Leaving out the pictures, retype all the material exactly.

The data
* * * * * * * * *

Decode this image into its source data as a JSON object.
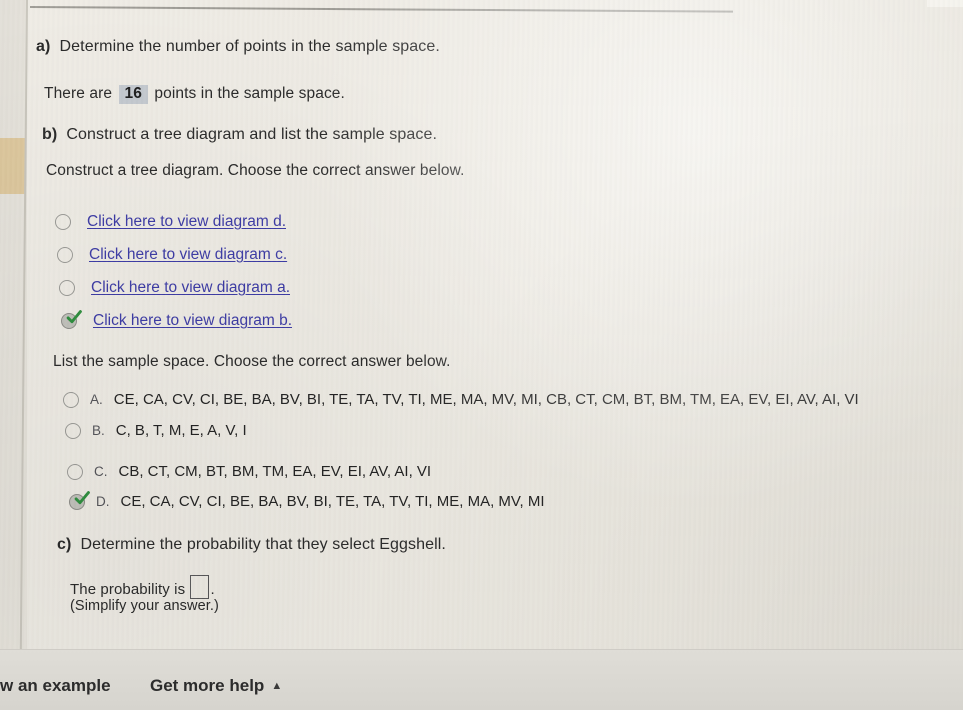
{
  "problem": {
    "part_a_prompt": "a) Determine the number of points in the sample space.",
    "part_a_label_prefix": "There are",
    "part_a_answer_value": "16",
    "part_a_label_suffix": "points in the sample space.",
    "part_b_prompt": "b) Construct a tree diagram and list the sample space.",
    "tree_instruction": "Construct a tree diagram. Choose the correct answer below.",
    "list_instruction": "List the sample space. Choose the correct answer below.",
    "part_c_prompt": "c) Determine the probability that they select Eggshell.",
    "probability_label": "The probability is",
    "probability_value": "",
    "simplify_note": "(Simplify your answer.)"
  },
  "diagram_choices": [
    {
      "label": "Click here to view diagram d.",
      "selected": false
    },
    {
      "label": "Click here to view diagram c.",
      "selected": false
    },
    {
      "label": "Click here to view diagram a.",
      "selected": false
    },
    {
      "label": "Click here to view diagram b.",
      "selected": true
    }
  ],
  "sample_space_choices": [
    {
      "letter": "A.",
      "text": "CE, CA, CV, CI, BE, BA, BV, BI, TE, TA, TV, TI, ME, MA, MV, MI, CB, CT, CM, BT, BM, TM, EA, EV, EI, AV, AI, VI",
      "selected": false
    },
    {
      "letter": "B.",
      "text": "C, B, T, M, E, A, V, I",
      "selected": false
    },
    {
      "letter": "C.",
      "text": "CB, CT, CM, BT, BM, TM, EA, EV, EI, AV, AI, VI",
      "selected": false
    },
    {
      "letter": "D.",
      "text": "CE, CA, CV, CI, BE, BA, BV, BI, TE, TA, TV, TI, ME, MA, MV, MI",
      "selected": true
    }
  ],
  "bottom_bar": {
    "view_example_label": "w an example",
    "get_more_help_label": "Get more help",
    "get_more_help_caret": "▲"
  },
  "colors": {
    "link": "#3d3ca6",
    "check": "#2f8f3f",
    "answer_box_fill": "#c4c9cf",
    "tan_block": "#dcc79d",
    "page_background": "#eeebe4"
  }
}
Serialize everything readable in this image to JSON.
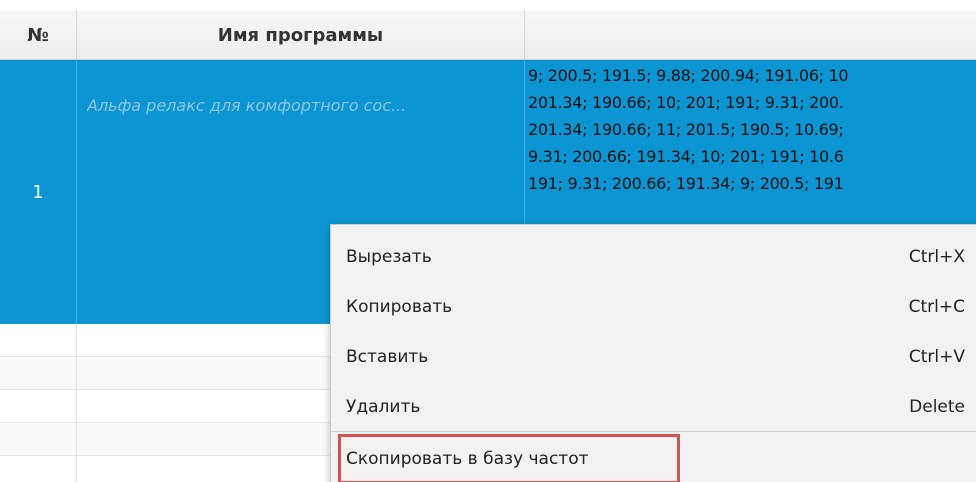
{
  "table": {
    "headers": {
      "number": "№",
      "program_name": "Имя программы",
      "frequencies": ""
    },
    "selected_row": {
      "number": "1",
      "name": "Альфа релакс для комфортного сос...",
      "frequency_lines": [
        "9; 200.5; 191.5; 9.88; 200.94; 191.06; 10",
        "201.34; 190.66; 10; 201; 191; 9.31; 200.",
        "201.34; 190.66; 11; 201.5; 190.5; 10.69;",
        "9.31; 200.66; 191.34; 10; 201; 191; 10.6",
        "191; 9.31; 200.66; 191.34; 9; 200.5; 191"
      ]
    }
  },
  "context_menu": {
    "items": [
      {
        "label": "Вырезать",
        "shortcut": "Ctrl+X"
      },
      {
        "label": "Копировать",
        "shortcut": "Ctrl+C"
      },
      {
        "label": "Вставить",
        "shortcut": "Ctrl+V"
      },
      {
        "label": "Удалить",
        "shortcut": "Delete"
      }
    ],
    "special_item": {
      "label": "Скопировать в  базу частот"
    }
  },
  "colors": {
    "selection": "#0b96d3",
    "highlight_border": "#d8504f"
  }
}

* * * * * * * * *

Expected output
Decode this image into its source data as a JSON object.
{
  "problem": {
    "part_a_prompt": "a) Determine the number of points in the sample space.",
    "part_a_label_prefix": "There are",
    "part_a_answer_value": "16",
    "part_a_label_suffix": "points in the sample space.",
    "part_b_prompt": "b) Construct a tree diagram and list the sample space.",
    "tree_instruction": "Construct a tree diagram. Choose the correct answer below.",
    "list_instruction": "List the sample space. Choose the correct answer below.",
    "part_c_prompt": "c) Determine the probability that they select Eggshell.",
    "probability_label": "The probability is",
    "probability_value": "",
    "simplify_note": "(Simplify your answer.)"
  },
  "diagram_choices": [
    {
      "label": "Click here to view diagram d.",
      "selected": false
    },
    {
      "label": "Click here to view diagram c.",
      "selected": false
    },
    {
      "label": "Click here to view diagram a.",
      "selected": false
    },
    {
      "label": "Click here to view diagram b.",
      "selected": true
    }
  ],
  "sample_space_choices": [
    {
      "letter": "A.",
      "text": "CE, CA, CV, CI, BE, BA, BV, BI, TE, TA, TV, TI, ME, MA, MV, MI, CB, CT, CM, BT, BM, TM, EA, EV, EI, AV, AI, VI",
      "selected": false
    },
    {
      "letter": "B.",
      "text": "C, B, T, M, E, A, V, I",
      "selected": false
    },
    {
      "letter": "C.",
      "text": "CB, CT, CM, BT, BM, TM, EA, EV, EI, AV, AI, VI",
      "selected": false
    },
    {
      "letter": "D.",
      "text": "CE, CA, CV, CI, BE, BA, BV, BI, TE, TA, TV, TI, ME, MA, MV, MI",
      "selected": true
    }
  ],
  "bottom_bar": {
    "view_example_label": "w an example",
    "get_more_help_label": "Get more help",
    "get_more_help_caret": "▲"
  },
  "colors": {
    "link": "#3d3ca6",
    "check": "#2f8f3f",
    "answer_box_fill": "#c4c9cf",
    "tan_block": "#dcc79d",
    "page_background": "#eeebe4"
  }
}
Serialize everything readable in this image to JSON.
{
  "table": {
    "headers": {
      "number": "№",
      "program_name": "Имя программы",
      "frequencies": ""
    },
    "selected_row": {
      "number": "1",
      "name": "Альфа релакс для комфортного сос...",
      "frequency_lines": [
        "9; 200.5; 191.5; 9.88; 200.94; 191.06; 10",
        "201.34; 190.66; 10; 201; 191; 9.31; 200.",
        "201.34; 190.66; 11; 201.5; 190.5; 10.69;",
        "9.31; 200.66; 191.34; 10; 201; 191; 10.6",
        "191; 9.31; 200.66; 191.34; 9; 200.5; 191"
      ]
    }
  },
  "context_menu": {
    "items": [
      {
        "label": "Вырезать",
        "shortcut": "Ctrl+X"
      },
      {
        "label": "Копировать",
        "shortcut": "Ctrl+C"
      },
      {
        "label": "Вставить",
        "shortcut": "Ctrl+V"
      },
      {
        "label": "Удалить",
        "shortcut": "Delete"
      }
    ],
    "special_item": {
      "label": "Скопировать в  базу частот"
    }
  },
  "colors": {
    "selection": "#0b96d3",
    "highlight_border": "#d8504f"
  }
}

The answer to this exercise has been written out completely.